Problem description – Collect all lines from the listing that include the string "Яндекс".

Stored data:
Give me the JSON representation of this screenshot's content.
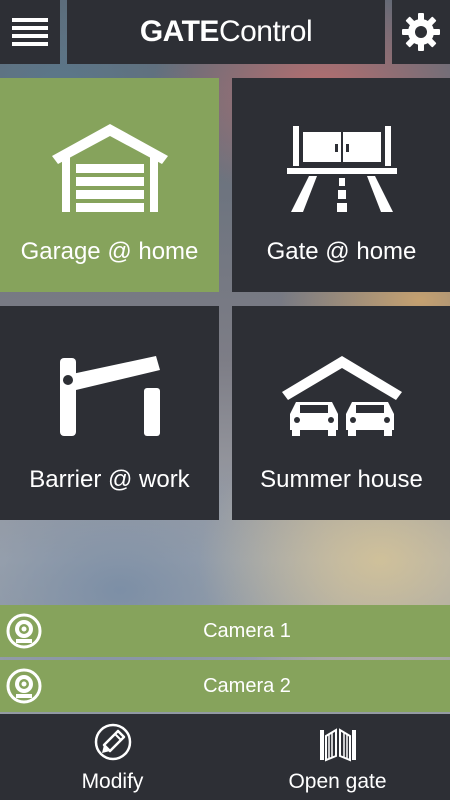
{
  "app": {
    "title_bold": "GATE",
    "title_regular": "Control",
    "menu_icon": "hamburger-menu-icon",
    "settings_icon": "gear-icon"
  },
  "tiles": [
    {
      "label": "Garage @ home",
      "icon": "garage-icon",
      "selected": true
    },
    {
      "label": "Gate @ home",
      "icon": "gate-road-icon",
      "selected": false
    },
    {
      "label": "Barrier @ work",
      "icon": "barrier-icon",
      "selected": false
    },
    {
      "label": "Summer house",
      "icon": "carport-icon",
      "selected": false
    }
  ],
  "cameras": [
    {
      "label": "Camera 1",
      "icon": "webcam-icon"
    },
    {
      "label": "Camera 2",
      "icon": "webcam-icon"
    }
  ],
  "bottom_bar": {
    "modify_label": "Modify",
    "modify_icon": "pencil-icon",
    "open_label": "Open gate",
    "open_icon": "gate-open-icon"
  },
  "colors": {
    "accent_green": "#86a35c",
    "dark_panel": "#2d2f35",
    "text": "#ffffff"
  }
}
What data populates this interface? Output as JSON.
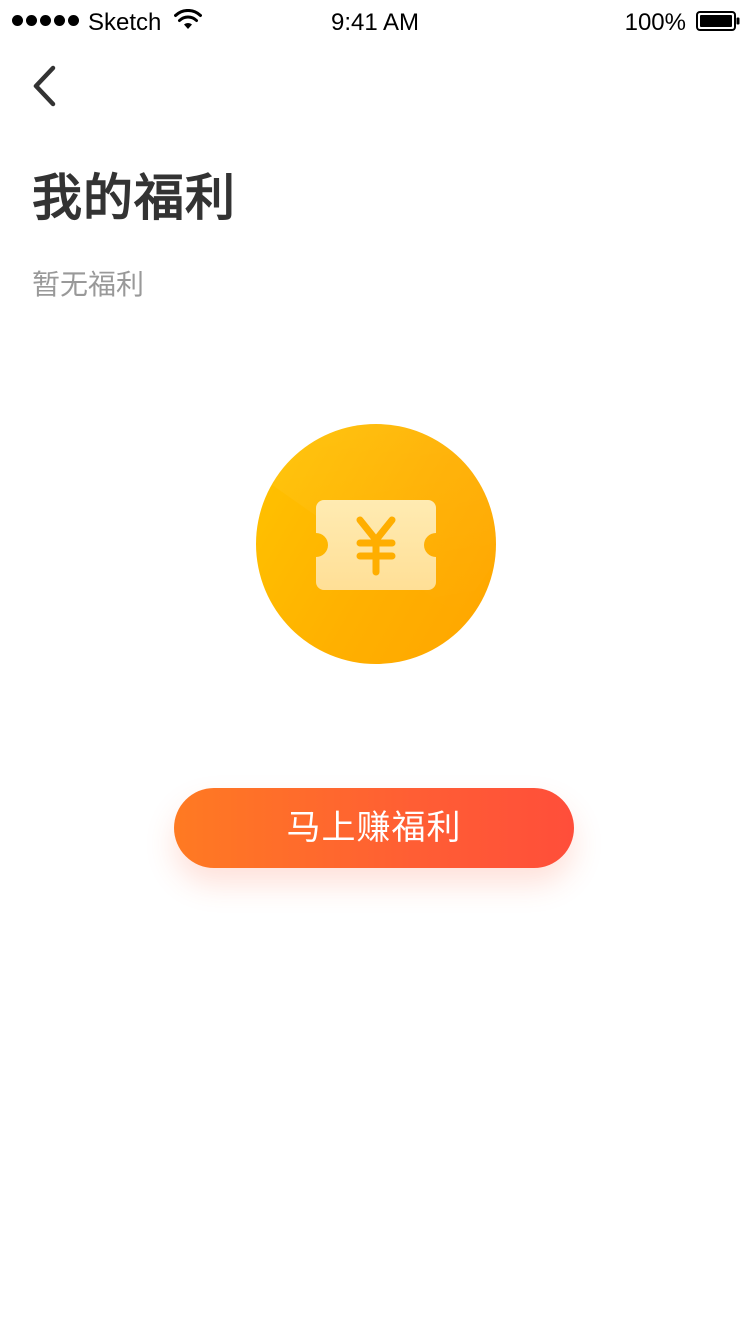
{
  "status_bar": {
    "carrier": "Sketch",
    "time": "9:41 AM",
    "battery": "100%",
    "signal_dots": 5
  },
  "header": {
    "back_icon": "chevron-left-icon",
    "title": "我的福利"
  },
  "empty_state": {
    "message": "暂无福利",
    "icon": "coupon-yen-icon",
    "colors": {
      "circle_start": "#FFC400",
      "circle_end": "#FFA500",
      "ticket": "#FFE6A6",
      "yen": "#FFAE00"
    }
  },
  "cta": {
    "label": "马上赚福利",
    "color_start": "#FF7A22",
    "color_end": "#FF4E3A"
  }
}
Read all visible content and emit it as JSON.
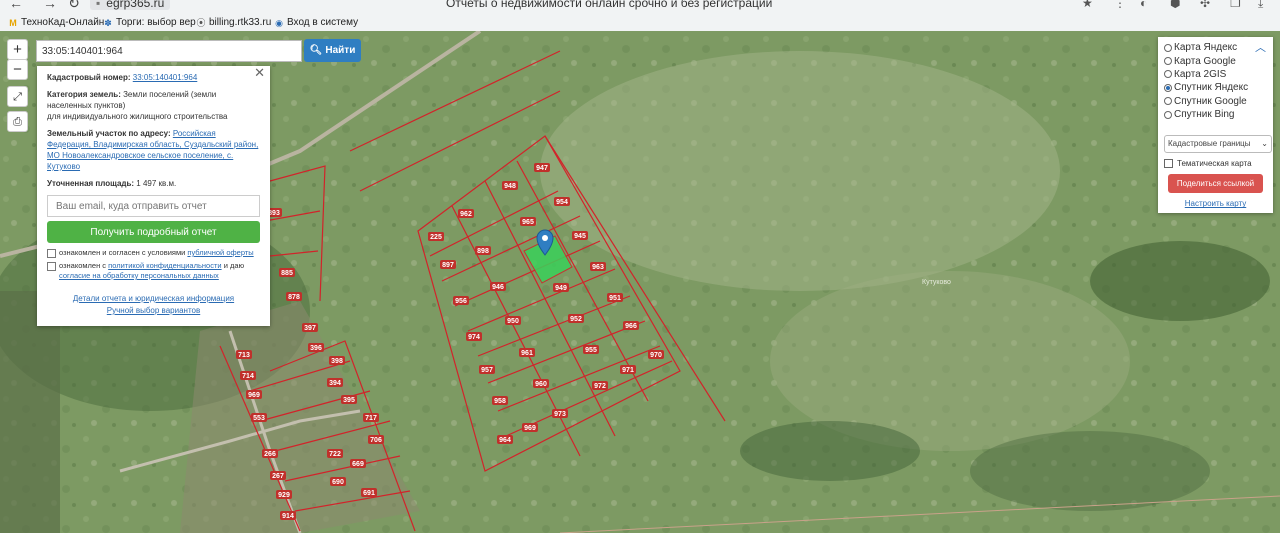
{
  "browser": {
    "url": "egrp365.ru",
    "page_title": "Отчеты о недвижимости онлайн срочно и без регистрации",
    "bookmarks": [
      {
        "label": "ТехноКад-Онлайн",
        "icon": "tehnokad-icon"
      },
      {
        "label": "Торги: выбор вер",
        "icon": "torgi-icon"
      },
      {
        "label": "billing.rtk33.ru",
        "icon": "location-pin-icon"
      },
      {
        "label": "Вход в систему",
        "icon": "globe-icon"
      }
    ]
  },
  "search": {
    "value": "33:05:140401:964",
    "button_label": "Найти"
  },
  "map_controls": {
    "zoom_in": "+",
    "zoom_out": "−"
  },
  "info": {
    "cadastral_label": "Кадастровый номер:",
    "cadastral_value": "33:05:140401:964",
    "category_label": "Категория земель:",
    "category_value": "Земли поселений (земли населенных пунктов)",
    "category_use": "для индивидуального жилищного строительства",
    "address_label": "Земельный участок по адресу:",
    "address_value": "Российская Федерация, Владимирская область, Суздальский район, МО Новоалександровское сельское поселение, с. Кутуково",
    "area_label": "Уточненная площадь:",
    "area_value": "1 497 кв.м.",
    "email_placeholder": "Ваш email, куда отправить отчет",
    "report_button": "Получить подробный отчет",
    "consent1_prefix": "ознакомлен и согласен с условиями",
    "consent1_link": "публичной оферты",
    "consent2_prefix": "ознакомлен с",
    "consent2_link1": "политикой конфиденциальности",
    "consent2_mid": "и даю",
    "consent2_link2": "согласие на обработку персональных данных",
    "details_link": "Детали отчета и юридическая информация",
    "manual_link": "Ручной выбор вариантов"
  },
  "layers": {
    "options": [
      {
        "label": "Карта Яндекс",
        "selected": false
      },
      {
        "label": "Карта Google",
        "selected": false
      },
      {
        "label": "Карта 2GIS",
        "selected": false
      },
      {
        "label": "Спутник Яндекс",
        "selected": true
      },
      {
        "label": "Спутник Google",
        "selected": false
      },
      {
        "label": "Спутник Bing",
        "selected": false
      }
    ],
    "overlay_select": "Кадастровые границы",
    "thematic_label": "Тематическая карта",
    "share_button": "Поделиться ссылкой",
    "setup_link": "Настроить карту"
  },
  "parcels": [
    "947",
    "948",
    "954",
    "962",
    "965",
    "945",
    "225",
    "898",
    "963",
    "897",
    "946",
    "949",
    "951",
    "956",
    "950",
    "952",
    "966",
    "974",
    "961",
    "955",
    "970",
    "957",
    "960",
    "971",
    "972",
    "958",
    "969",
    "973",
    "964",
    "713",
    "714",
    "969",
    "553",
    "397",
    "396",
    "398",
    "394",
    "395",
    "717",
    "706",
    "722",
    "669",
    "690",
    "266",
    "267",
    "929",
    "914",
    "691",
    "885",
    "878",
    "893",
    "225"
  ],
  "map_label": "Кутуково",
  "colors": {
    "parcel_border": "#d2232a",
    "selected_parcel": "#3bd15a",
    "search_button": "#2f7ec2",
    "report_button": "#4fb245",
    "share_button": "#d9534f"
  }
}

Correct response –
        "label": "Карта Яндекс",
        "label": "Спутник Яндекс",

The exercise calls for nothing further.